*Work required*.
Without including any pictures, write out the listing below exactly.

*Provided records*.
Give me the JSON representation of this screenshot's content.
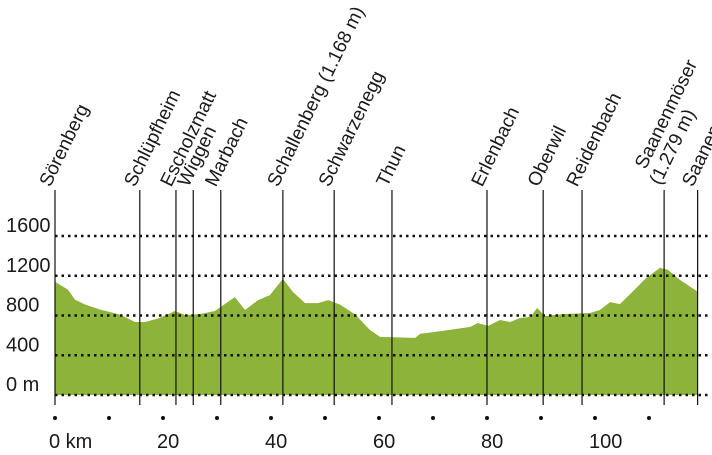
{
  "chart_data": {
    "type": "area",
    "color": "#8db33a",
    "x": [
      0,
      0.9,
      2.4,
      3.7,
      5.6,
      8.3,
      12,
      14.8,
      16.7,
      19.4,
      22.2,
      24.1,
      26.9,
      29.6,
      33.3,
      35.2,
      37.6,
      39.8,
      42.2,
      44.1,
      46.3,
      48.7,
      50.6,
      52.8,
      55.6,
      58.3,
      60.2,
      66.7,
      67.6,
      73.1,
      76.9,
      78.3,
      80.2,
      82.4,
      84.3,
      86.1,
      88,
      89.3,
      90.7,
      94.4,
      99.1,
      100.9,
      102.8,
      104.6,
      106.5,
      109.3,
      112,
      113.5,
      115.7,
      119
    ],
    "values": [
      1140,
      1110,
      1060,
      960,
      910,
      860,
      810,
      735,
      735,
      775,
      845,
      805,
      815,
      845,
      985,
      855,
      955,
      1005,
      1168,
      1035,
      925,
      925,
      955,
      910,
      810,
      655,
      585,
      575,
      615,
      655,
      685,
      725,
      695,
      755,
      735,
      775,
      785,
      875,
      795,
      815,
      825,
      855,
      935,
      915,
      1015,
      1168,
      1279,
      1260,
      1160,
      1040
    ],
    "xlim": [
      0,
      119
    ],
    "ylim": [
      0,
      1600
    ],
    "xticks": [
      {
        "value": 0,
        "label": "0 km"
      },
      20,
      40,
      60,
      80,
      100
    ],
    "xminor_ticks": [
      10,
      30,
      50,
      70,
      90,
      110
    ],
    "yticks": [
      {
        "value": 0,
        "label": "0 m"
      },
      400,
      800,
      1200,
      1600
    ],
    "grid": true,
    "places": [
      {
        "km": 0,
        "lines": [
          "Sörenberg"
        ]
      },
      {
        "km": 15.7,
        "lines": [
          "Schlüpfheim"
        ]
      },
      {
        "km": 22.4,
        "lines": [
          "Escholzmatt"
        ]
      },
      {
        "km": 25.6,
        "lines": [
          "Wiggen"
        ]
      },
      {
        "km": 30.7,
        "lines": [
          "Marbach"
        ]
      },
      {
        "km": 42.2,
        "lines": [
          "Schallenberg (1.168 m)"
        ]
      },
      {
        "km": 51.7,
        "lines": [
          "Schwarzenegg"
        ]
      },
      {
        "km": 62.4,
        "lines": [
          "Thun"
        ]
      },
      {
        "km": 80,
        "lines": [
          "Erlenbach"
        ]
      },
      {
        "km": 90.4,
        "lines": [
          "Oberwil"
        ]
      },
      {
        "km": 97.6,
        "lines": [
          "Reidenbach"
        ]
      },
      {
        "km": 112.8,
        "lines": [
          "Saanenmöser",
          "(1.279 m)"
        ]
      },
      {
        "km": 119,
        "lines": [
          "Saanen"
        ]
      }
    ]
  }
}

*The answer*.
Give me the JSON representation of this screenshot's content.
{
  "chart_data": {
    "type": "area",
    "color": "#8db33a",
    "x": [
      0,
      0.9,
      2.4,
      3.7,
      5.6,
      8.3,
      12,
      14.8,
      16.7,
      19.4,
      22.2,
      24.1,
      26.9,
      29.6,
      33.3,
      35.2,
      37.6,
      39.8,
      42.2,
      44.1,
      46.3,
      48.7,
      50.6,
      52.8,
      55.6,
      58.3,
      60.2,
      66.7,
      67.6,
      73.1,
      76.9,
      78.3,
      80.2,
      82.4,
      84.3,
      86.1,
      88,
      89.3,
      90.7,
      94.4,
      99.1,
      100.9,
      102.8,
      104.6,
      106.5,
      109.3,
      112,
      113.5,
      115.7,
      119
    ],
    "values": [
      1140,
      1110,
      1060,
      960,
      910,
      860,
      810,
      735,
      735,
      775,
      845,
      805,
      815,
      845,
      985,
      855,
      955,
      1005,
      1168,
      1035,
      925,
      925,
      955,
      910,
      810,
      655,
      585,
      575,
      615,
      655,
      685,
      725,
      695,
      755,
      735,
      775,
      785,
      875,
      795,
      815,
      825,
      855,
      935,
      915,
      1015,
      1168,
      1279,
      1260,
      1160,
      1040
    ],
    "xlim": [
      0,
      119
    ],
    "ylim": [
      0,
      1600
    ],
    "xticks": [
      {
        "value": 0,
        "label": "0 km"
      },
      20,
      40,
      60,
      80,
      100
    ],
    "xminor_ticks": [
      10,
      30,
      50,
      70,
      90,
      110
    ],
    "yticks": [
      {
        "value": 0,
        "label": "0 m"
      },
      400,
      800,
      1200,
      1600
    ],
    "grid": true,
    "places": [
      {
        "km": 0,
        "lines": [
          "Sörenberg"
        ]
      },
      {
        "km": 15.7,
        "lines": [
          "Schlüpfheim"
        ]
      },
      {
        "km": 22.4,
        "lines": [
          "Escholzmatt"
        ]
      },
      {
        "km": 25.6,
        "lines": [
          "Wiggen"
        ]
      },
      {
        "km": 30.7,
        "lines": [
          "Marbach"
        ]
      },
      {
        "km": 42.2,
        "lines": [
          "Schallenberg (1.168 m)"
        ]
      },
      {
        "km": 51.7,
        "lines": [
          "Schwarzenegg"
        ]
      },
      {
        "km": 62.4,
        "lines": [
          "Thun"
        ]
      },
      {
        "km": 80,
        "lines": [
          "Erlenbach"
        ]
      },
      {
        "km": 90.4,
        "lines": [
          "Oberwil"
        ]
      },
      {
        "km": 97.6,
        "lines": [
          "Reidenbach"
        ]
      },
      {
        "km": 112.8,
        "lines": [
          "Saanenmöser",
          "(1.279 m)"
        ]
      },
      {
        "km": 119,
        "lines": [
          "Saanen"
        ]
      }
    ]
  }
}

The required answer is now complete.